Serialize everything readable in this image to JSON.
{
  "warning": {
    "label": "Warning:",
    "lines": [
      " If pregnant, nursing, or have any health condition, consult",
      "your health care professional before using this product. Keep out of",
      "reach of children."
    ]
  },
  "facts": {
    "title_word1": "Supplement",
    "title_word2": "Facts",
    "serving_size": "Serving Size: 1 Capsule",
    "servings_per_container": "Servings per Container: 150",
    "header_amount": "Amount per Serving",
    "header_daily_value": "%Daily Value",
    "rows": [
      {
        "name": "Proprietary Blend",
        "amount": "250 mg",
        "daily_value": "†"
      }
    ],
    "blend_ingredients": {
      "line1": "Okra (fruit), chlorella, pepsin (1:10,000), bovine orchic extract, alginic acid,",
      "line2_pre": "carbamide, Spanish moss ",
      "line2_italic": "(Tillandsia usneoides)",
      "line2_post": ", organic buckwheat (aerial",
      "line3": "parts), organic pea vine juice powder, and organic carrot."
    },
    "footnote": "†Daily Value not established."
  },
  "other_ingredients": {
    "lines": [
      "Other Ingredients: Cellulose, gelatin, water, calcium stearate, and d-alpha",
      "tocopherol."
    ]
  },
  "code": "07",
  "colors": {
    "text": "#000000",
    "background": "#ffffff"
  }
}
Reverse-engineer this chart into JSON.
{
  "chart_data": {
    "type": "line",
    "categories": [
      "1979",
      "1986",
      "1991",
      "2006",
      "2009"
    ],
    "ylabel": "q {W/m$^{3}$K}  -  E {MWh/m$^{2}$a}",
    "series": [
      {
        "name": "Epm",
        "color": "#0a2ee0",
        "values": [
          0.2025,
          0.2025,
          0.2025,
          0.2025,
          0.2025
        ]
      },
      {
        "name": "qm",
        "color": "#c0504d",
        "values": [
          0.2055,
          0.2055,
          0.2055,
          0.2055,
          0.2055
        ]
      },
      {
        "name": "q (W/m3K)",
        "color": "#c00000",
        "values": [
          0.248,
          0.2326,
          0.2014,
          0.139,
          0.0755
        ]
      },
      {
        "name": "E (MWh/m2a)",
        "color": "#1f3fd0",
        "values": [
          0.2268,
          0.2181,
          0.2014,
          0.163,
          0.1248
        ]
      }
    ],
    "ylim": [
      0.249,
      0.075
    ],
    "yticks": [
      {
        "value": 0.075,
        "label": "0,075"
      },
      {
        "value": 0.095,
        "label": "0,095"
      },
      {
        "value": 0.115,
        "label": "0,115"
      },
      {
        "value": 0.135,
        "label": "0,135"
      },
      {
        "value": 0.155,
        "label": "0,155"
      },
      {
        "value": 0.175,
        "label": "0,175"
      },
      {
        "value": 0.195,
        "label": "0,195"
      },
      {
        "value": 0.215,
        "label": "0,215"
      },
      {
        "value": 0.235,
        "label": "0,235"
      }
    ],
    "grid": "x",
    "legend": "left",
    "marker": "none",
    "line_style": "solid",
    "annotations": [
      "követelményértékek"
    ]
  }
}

● **Your objective**
Produce an exact copy of the whole listing.

● **Written reply**
Serialize everything readable in this image to JSON.
{
  "warning": {
    "label": "Warning:",
    "lines": [
      " If pregnant, nursing, or have any health condition, consult",
      "your health care professional before using this product. Keep out of",
      "reach of children."
    ]
  },
  "facts": {
    "title_word1": "Supplement",
    "title_word2": "Facts",
    "serving_size": "Serving Size: 1 Capsule",
    "servings_per_container": "Servings per Container: 150",
    "header_amount": "Amount per Serving",
    "header_daily_value": "%Daily Value",
    "rows": [
      {
        "name": "Proprietary Blend",
        "amount": "250 mg",
        "daily_value": "†"
      }
    ],
    "blend_ingredients": {
      "line1": "Okra (fruit), chlorella, pepsin (1:10,000), bovine orchic extract, alginic acid,",
      "line2_pre": "carbamide, Spanish moss ",
      "line2_italic": "(Tillandsia usneoides)",
      "line2_post": ", organic buckwheat (aerial",
      "line3": "parts), organic pea vine juice powder, and organic carrot."
    },
    "footnote": "†Daily Value not established."
  },
  "other_ingredients": {
    "lines": [
      "Other Ingredients: Cellulose, gelatin, water, calcium stearate, and d-alpha",
      "tocopherol."
    ]
  },
  "code": "07",
  "colors": {
    "text": "#000000",
    "background": "#ffffff"
  }
}
Reverse-engineer this chart into JSON.
{
  "chart_data": {
    "type": "line",
    "categories": [
      "1979",
      "1986",
      "1991",
      "2006",
      "2009"
    ],
    "ylabel": "q {W/m$^{3}$K}  -  E {MWh/m$^{2}$a}",
    "series": [
      {
        "name": "Epm",
        "color": "#0a2ee0",
        "values": [
          0.2025,
          0.2025,
          0.2025,
          0.2025,
          0.2025
        ]
      },
      {
        "name": "qm",
        "color": "#c0504d",
        "values": [
          0.2055,
          0.2055,
          0.2055,
          0.2055,
          0.2055
        ]
      },
      {
        "name": "q (W/m3K)",
        "color": "#c00000",
        "values": [
          0.248,
          0.2326,
          0.2014,
          0.139,
          0.0755
        ]
      },
      {
        "name": "E (MWh/m2a)",
        "color": "#1f3fd0",
        "values": [
          0.2268,
          0.2181,
          0.2014,
          0.163,
          0.1248
        ]
      }
    ],
    "ylim": [
      0.249,
      0.075
    ],
    "yticks": [
      {
        "value": 0.075,
        "label": "0,075"
      },
      {
        "value": 0.095,
        "label": "0,095"
      },
      {
        "value": 0.115,
        "label": "0,115"
      },
      {
        "value": 0.135,
        "label": "0,135"
      },
      {
        "value": 0.155,
        "label": "0,155"
      },
      {
        "value": 0.175,
        "label": "0,175"
      },
      {
        "value": 0.195,
        "label": "0,195"
      },
      {
        "value": 0.215,
        "label": "0,215"
      },
      {
        "value": 0.235,
        "label": "0,235"
      }
    ],
    "grid": "x",
    "legend": "left",
    "marker": "none",
    "line_style": "solid",
    "annotations": [
      "követelményértékek"
    ]
  }
}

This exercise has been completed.